(Saved entries)
◆ ◆ ◆ ◆

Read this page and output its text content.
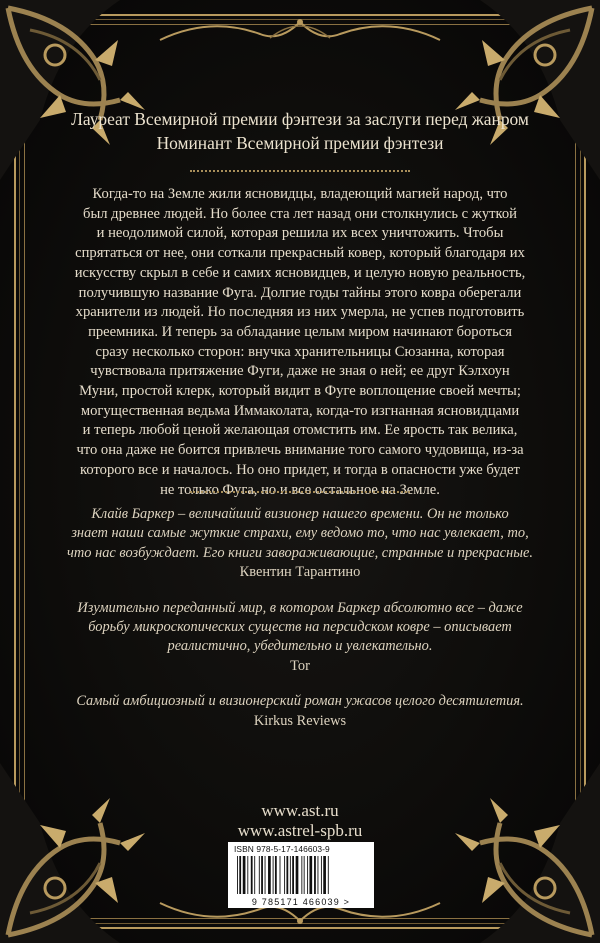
Лауреат Всемирной премии фэнтези за заслуги перед жанром
Номинант Всемирной премии фэнтези
Когда-то на Земле жили ясновидцы, владеющий магией народ, что
был древнее людей. Но более ста лет назад они столкнулись с жуткой
и неодолимой силой, которая решила их всех уничтожить. Чтобы
спрятаться от нее, они соткали прекрасный ковер, который благодаря их
искусству скрыл в себе и самих ясновидцев, и целую новую реальность,
получившую название Фуга. Долгие годы тайны этого ковра оберегали
хранители из людей. Но последняя из них умерла, не успев подготовить
преемника. И теперь за обладание целым миром начинают бороться
сразу несколько сторон: внучка хранительницы Сюзанна, которая
чувствовала притяжение Фуги, даже не зная о ней; ее друг Кэлхоун
Муни, простой клерк, который видит в Фуге воплощение своей мечты;
могущественная ведьма Иммаколата, когда-то изгнанная ясновидцами
и теперь любой ценой желающая отомстить им. Ее ярость так велика,
что она даже не боится привлечь внимание того самого чудовища, из-за
которого все и началось. Но оно придет, и тогда в опасности уже будет
не только Фуга, но и все остальное на Земле.
Клайв Баркер – величайший визионер нашего времени. Он не только
знает наши самые жуткие страхи, ему ведомо то, что нас увлекает, то,
что нас возбуждает. Его книги завораживающие, странные и прекрасные.
Квентин Тарантино
Изумительно переданный мир, в котором Баркер абсолютно все – даже
борьбу микроскопических существ на персидском ковре – описывает
реалистично, убедительно и увлекательно.
Tor
Самый амбициозный и визионерский роман ужасов целого десятилетия.
Kirkus Reviews
www.ast.ru
www.astrel-spb.ru
ISBN 978-5-17-146603-9
9 785171 466039 >
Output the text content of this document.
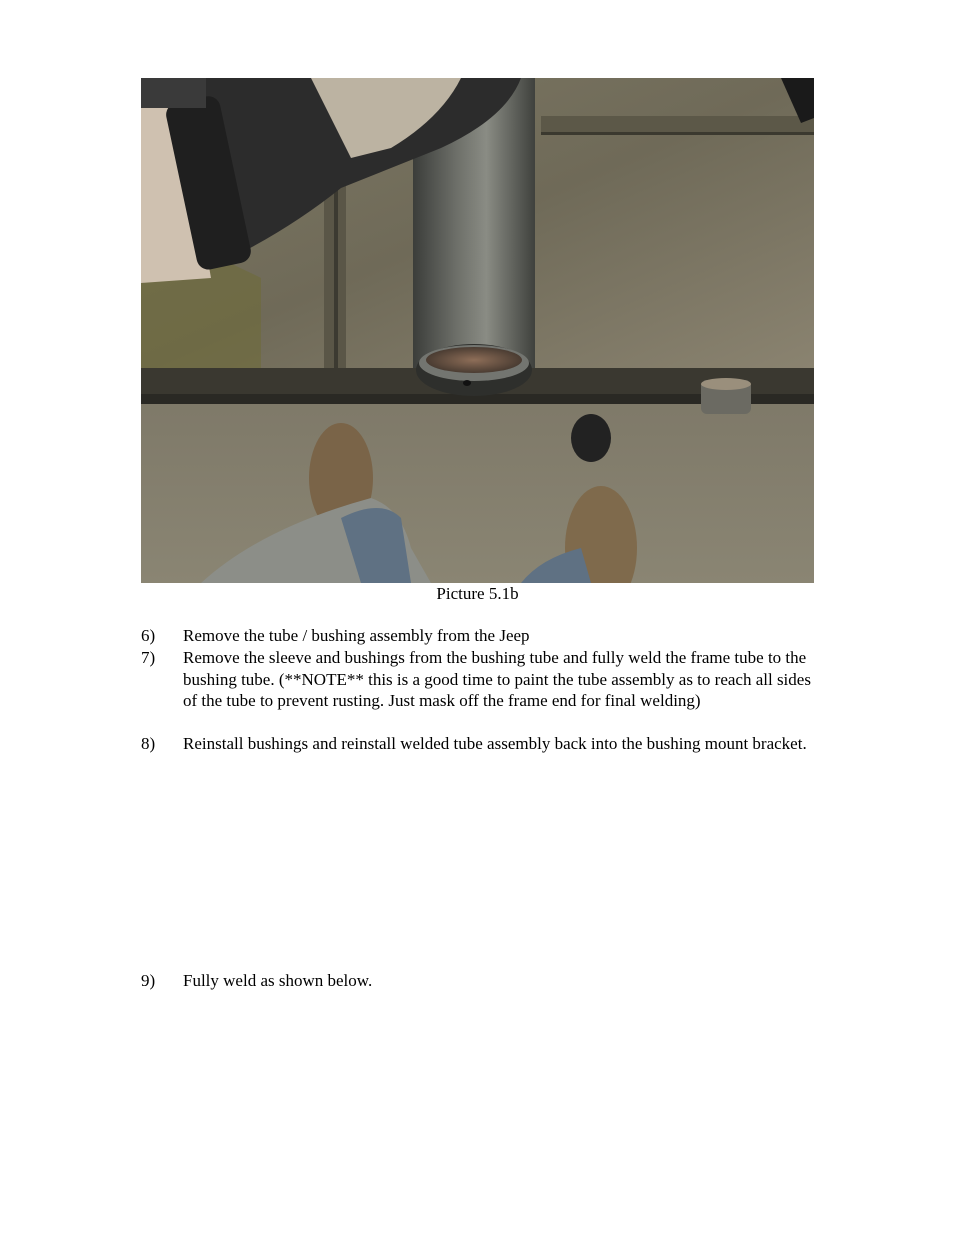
Picture 5.1b
6) Remove the tube / bushing assembly from the Jeep
7) Remove the sleeve and bushings from the bushing tube and fully weld the frame tube to the bushing tube. (**NOTE** this is a good time to paint the tube assembly as to reach all sides of the tube to prevent rusting. Just mask off the frame end for final welding)
8) Reinstall bushings and reinstall welded tube assembly back into the bushing mount bracket.
9) Fully weld as shown below.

◆ ◆ ◆ ◆

How many lines in the listing contain "Земле"? Answer with the number alone.

Finished exercise:
2